- Instructions to follow
Report, as a bare number, how many lines hold "имеет".

— BEGIN Listed entries —

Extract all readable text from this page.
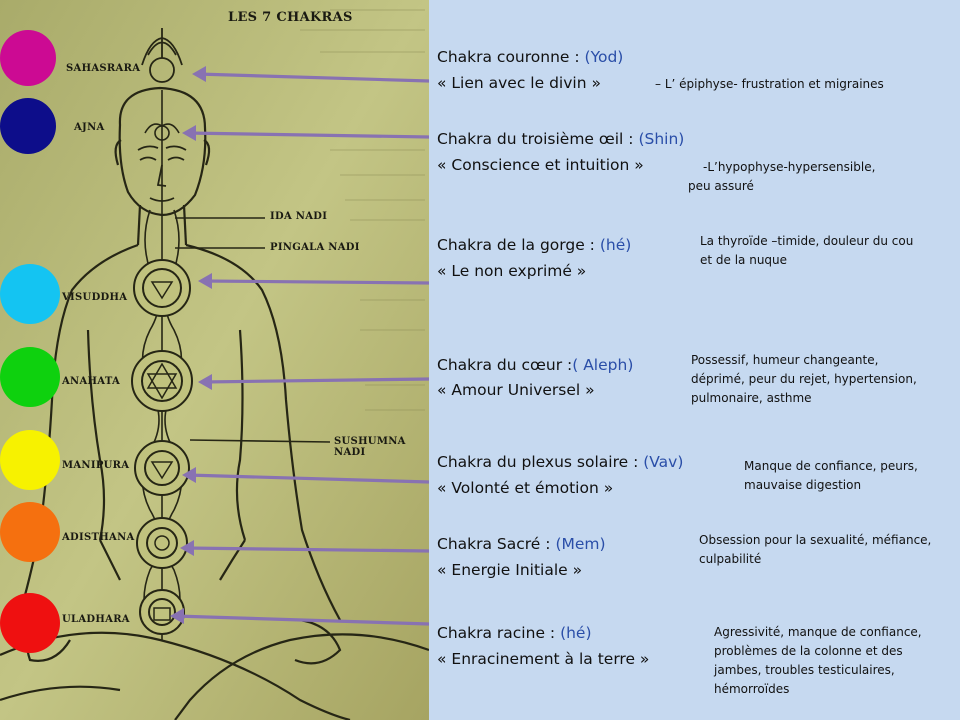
LES 7 CHAKRAS
SAHASRARA
AJNA
IDA NADI
PINGALA NADI
VISUDDHA
ANAHATA
SUSHUMNA NADI
MANIPURA
ADISTHANA
ULADHARA
Chakra couronne : (Yod)
« Lien avec le divin »	– L’ épiphyse- frustration et migraines
Chakra du troisième œil : (Shin)
« Conscience et intuition »	-L’hypophyse-hypersensible,
peu assuré
Chakra de la gorge : (hé)
« Le non exprimé »
La thyroïde –timide, douleur du cou
et de la nuque
Chakra du cœur :( Aleph)
« Amour Universel »
Possessif, humeur changeante,
déprimé, peur du rejet, hypertension,
pulmonaire, asthme
Chakra du plexus solaire : (Vav)
« Volonté et émotion »
Manque de confiance, peurs,
mauvaise digestion
Chakra Sacré : (Mem)
« Energie Initiale »
Obsession pour la sexualité, méfiance,
culpabilité
Chakra racine : (hé)
« Enracinement à la terre »
Agressivité, manque de confiance,
problèmes de la colonne et des
jambes, troubles testiculaires,
hémorroïdes
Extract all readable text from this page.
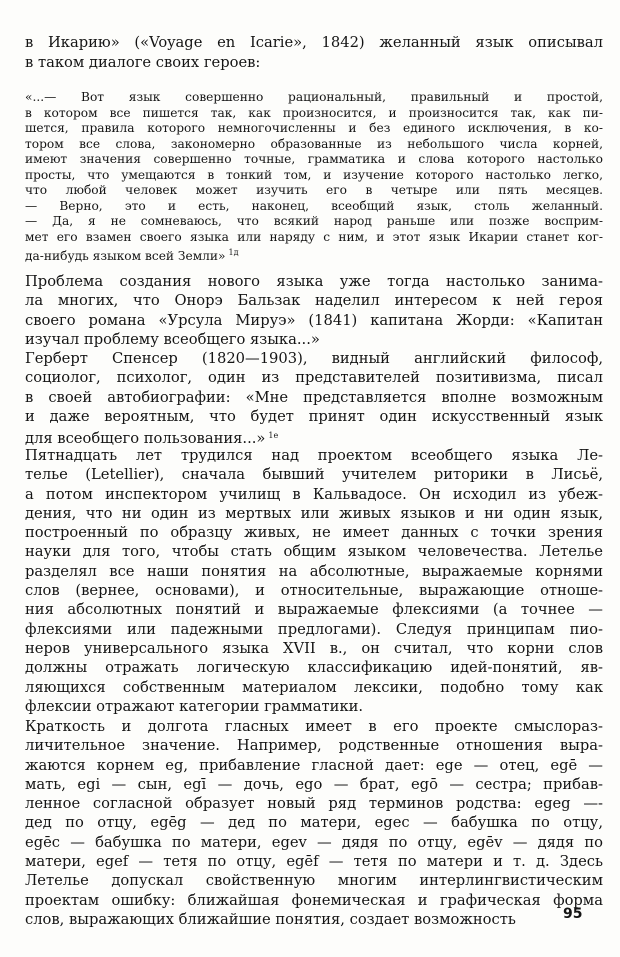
в Икарию» («Voyage en Icarie», 1842) желанный язык описывал
в таком диалоге своих героев:
«...— Вот язык совершенно рациональный, правильный и простой,
в котором все пишется так, как произносится, и произносится так, как пи-
шется, правила которого немногочисленны и без единого исключения, в ко-
тором все слова, закономерно образованные из небольшого числа корней,
имеют значения совершенно точные, грамматика и слова которого настолько
просты, что умещаются в тонкий том, и изучение которого настолько легко,
что любой человек может изучить его в четыре или пять месяцев.
— Верно, это и есть, наконец, всеобщий язык, столь желанный.
— Да, я не сомневаюсь, что всякий народ раньше или позже восприм-
мет его взамен своего языка или наряду с ним, и этот язык Икарии станет ког-
да-нибудь языком всей Земли» $^{1д}$
Проблема создания нового языка уже тогда настолько занима-
ла многих, что Онорэ Бальзак наделил интересом к ней героя
своего романа «Урсула Мируэ» (1841) капитана Жорди: «Капитан
изучал проблему всеобщего языка...»
Герберт Спенсер (1820—1903), видный английский философ,
социолог, психолог, один из представителей позитивизма, писал
в своей автобиографии: «Мне представляется вполне возможным
и даже вероятным, что будет принят один искусственный язык
для всеобщего пользования...» $^{1е}$
Пятнадцать лет трудился над проектом всеобщего языка Ле-
телье (Letellier), сначала бывший учителем риторики в Лисьё,
а потом инспектором училищ в Кальвадосе. Он исходил из убеж-
дения, что ни один из мертвых или живых языков и ни один язык,
построенный по образцу живых, не имеет данных с точки зрения
науки для того, чтобы стать общим языком человечества. Летелье
разделял все наши понятия на абсолютные, выражаемые корнями
слов (вернее, основами), и относительные, выражающие отноше-
ния абсолютных понятий и выражаемые флексиями (а точнее —
флексиями или падежными предлогами). Следуя принципам пио-
неров универсального языка XVII в., он считал, что корни слов
должны отражать логическую классификацию идей-понятий, яв-
ляющихся собственным материалом лексики, подобно тому как
флексии отражают категории грамматики.
Краткость и долгота гласных имеет в его проекте смыслораз-
личительное значение. Например, родственные отношения выра-
жаются корнем eg, прибавление гласной дает: ege — отец, egē —
мать, egi — сын, egī — дочь, ego — брат, egō — сестра; прибав-
ленное согласной образует новый ряд терминов родства: egeg —-
дед по отцу, egēg — дед по матери, egec — бабушка по отцу,
egēc — бабушка по матери, egev — дядя по отцу, egēv — дядя по
матери, egef — тетя по отцу, egēf — тетя по матери и т. д. Здесь
Летелье допускал свойственную многим интерлингвистическим
проектам ошибку: ближайшая фонемическая и графическая форма
слов, выражающих ближайшие понятия, создает возможность	95
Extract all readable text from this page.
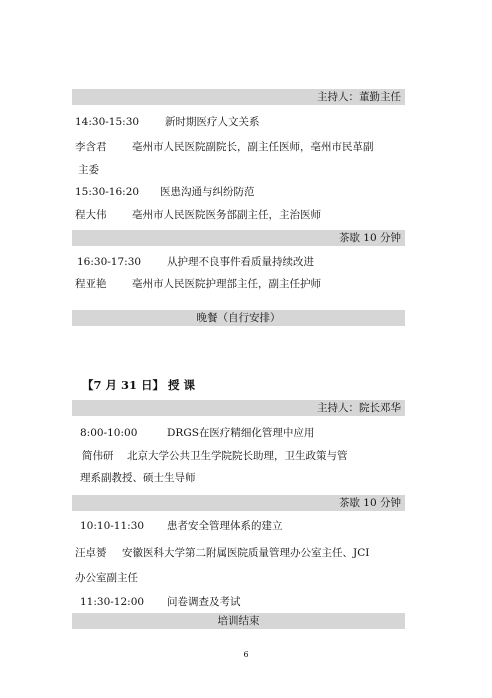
主持人：董勤主任
14:30-15:30 新时期医疗人文关系
李含君 亳州市人民医院副院长，副主任医师，亳州市民革副
主委
15:30-16:20 医患沟通与纠纷防范
程大伟 亳州市人民医院医务部副主任，主治医师
茶歇 10 分钟
16:30-17:30 从护理不良事件看质量持续改进
程亚艳 亳州市人民医院护理部主任，副主任护师
晚餐（自行安排）
【7 月 31 日】 授 课
主持人：院长邓华
8:00-10:00	DRGS在医疗精细化管理中应用
简伟研 北京大学公共卫生学院院长助理，卫生政策与管
理系副教授、硕士生导师
茶歇 10 分钟
10:10-11:30 患者安全管理体系的建立
汪卓赟 安徽医科大学第二附属医院质量管理办公室主任、JCI
办公室副主任
11:30-12:00 问卷调查及考试
培训结束
6
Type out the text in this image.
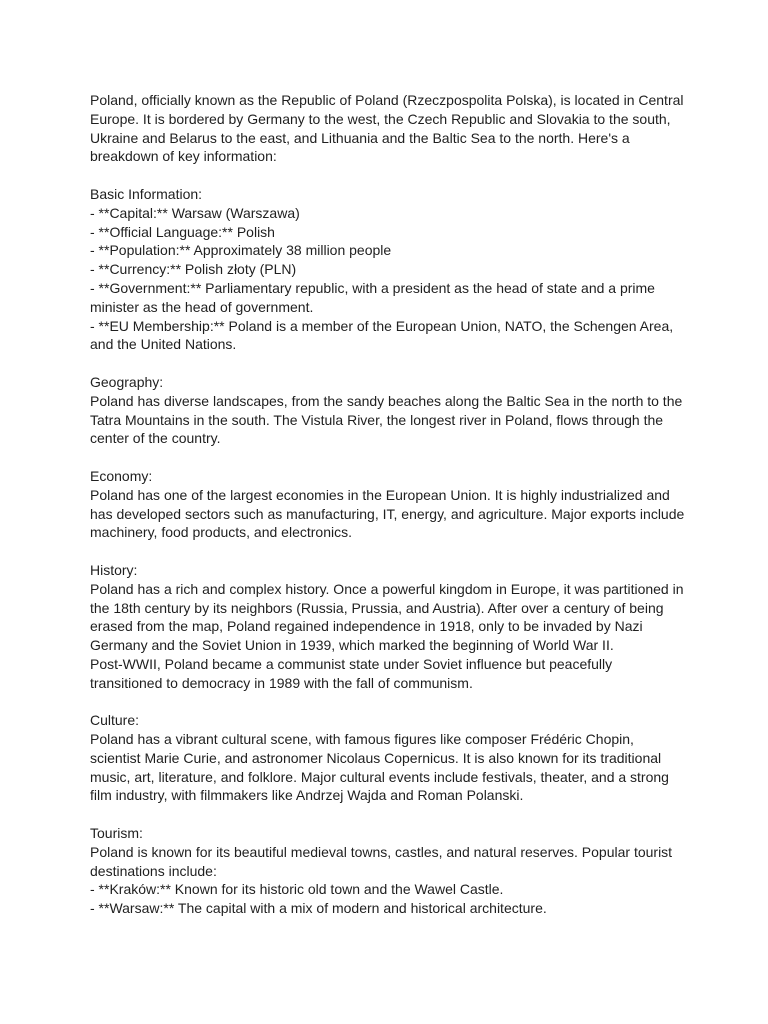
Poland, officially known as the Republic of Poland (Rzeczpospolita Polska), is located in Central
Europe. It is bordered by Germany to the west, the Czech Republic and Slovakia to the south,
Ukraine and Belarus to the east, and Lithuania and the Baltic Sea to the north. Here's a
breakdown of key information:
Basic Information:
- **Capital:** Warsaw (Warszawa)
- **Official Language:** Polish
- **Population:** Approximately 38 million people
- **Currency:** Polish złoty (PLN)
- **Government:** Parliamentary republic, with a president as the head of state and a prime
minister as the head of government.
- **EU Membership:** Poland is a member of the European Union, NATO, the Schengen Area,
and the United Nations.
Geography:
Poland has diverse landscapes, from the sandy beaches along the Baltic Sea in the north to the
Tatra Mountains in the south. The Vistula River, the longest river in Poland, flows through the
center of the country.
Economy:
Poland has one of the largest economies in the European Union. It is highly industrialized and
has developed sectors such as manufacturing, IT, energy, and agriculture. Major exports include
machinery, food products, and electronics.
History:
Poland has a rich and complex history. Once a powerful kingdom in Europe, it was partitioned in
the 18th century by its neighbors (Russia, Prussia, and Austria). After over a century of being
erased from the map, Poland regained independence in 1918, only to be invaded by Nazi
Germany and the Soviet Union in 1939, which marked the beginning of World War II.
Post-WWII, Poland became a communist state under Soviet influence but peacefully
transitioned to democracy in 1989 with the fall of communism.
Culture:
Poland has a vibrant cultural scene, with famous figures like composer Frédéric Chopin,
scientist Marie Curie, and astronomer Nicolaus Copernicus. It is also known for its traditional
music, art, literature, and folklore. Major cultural events include festivals, theater, and a strong
film industry, with filmmakers like Andrzej Wajda and Roman Polanski.
Tourism:
Poland is known for its beautiful medieval towns, castles, and natural reserves. Popular tourist
destinations include:
- **Kraków:** Known for its historic old town and the Wawel Castle.
- **Warsaw:** The capital with a mix of modern and historical architecture.
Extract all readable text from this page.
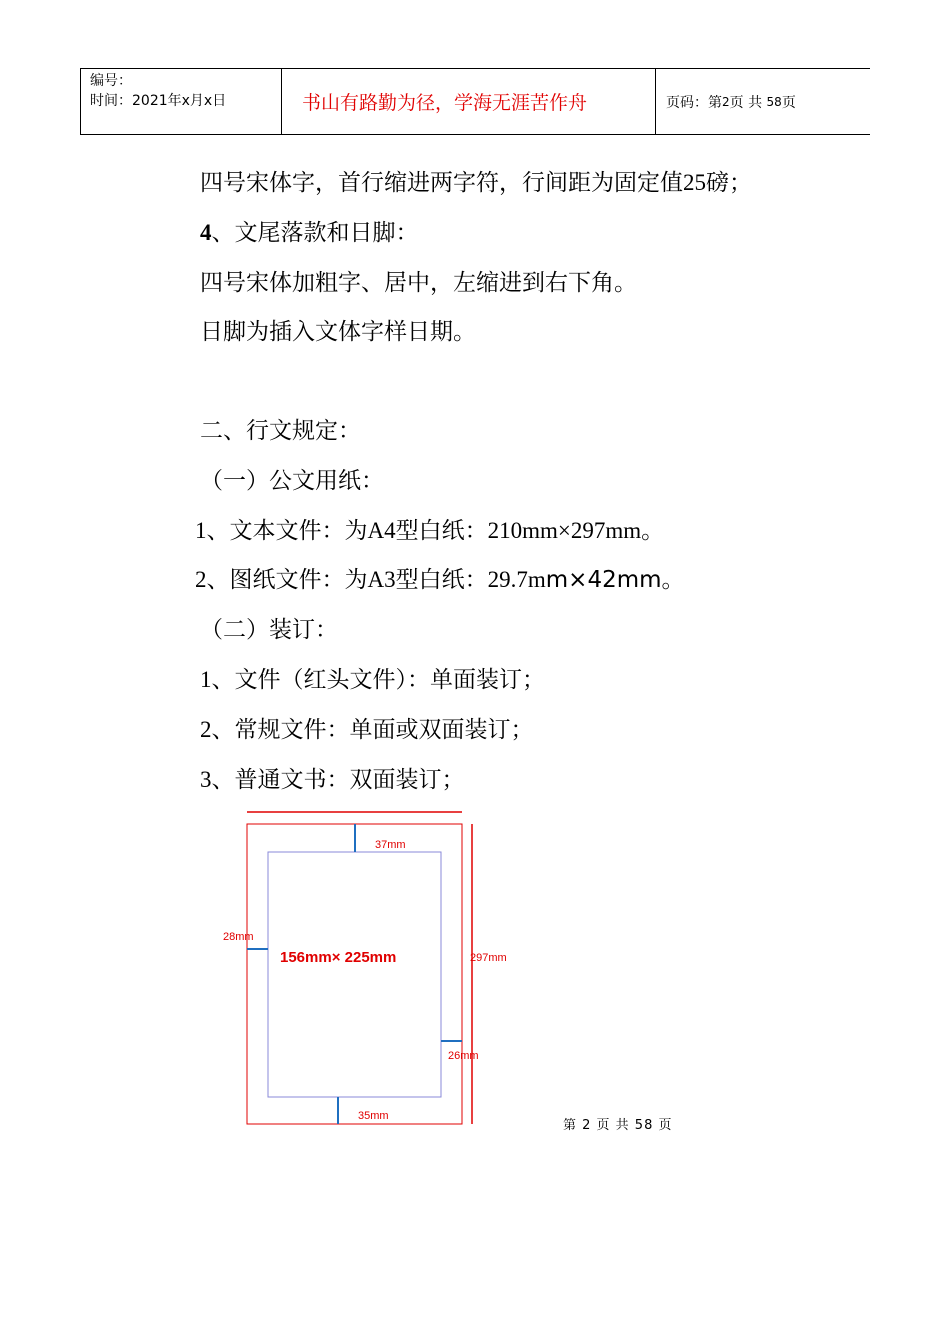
编号：
时间：2021年x月x日	书山有路勤为径，学海无涯苦作舟	页码：第 2 页 共
58 页
四号宋体字，首行缩进两字符，行间距为固定值25磅；
4、文尾落款和日脚：
四号宋体加粗字、居中，左缩进到右下角。
日脚为插入文体字样日期。
二、行文规定：
（一）公文用纸：
1、文本文件：为A4型白纸：210mm×297mm。
2、图纸文件：为A3型白纸：29.7mm×42mm。
（二）装订：
1、文件（红头文件）：单面装订；
2、常规文件：单面或双面装订；
3、普通文书：双面装订；
37mm
28mm
297mm
26mm
35mm
156mm× 225mm
第 2 页 共 58 页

— END Listed entries —

- Full answer
2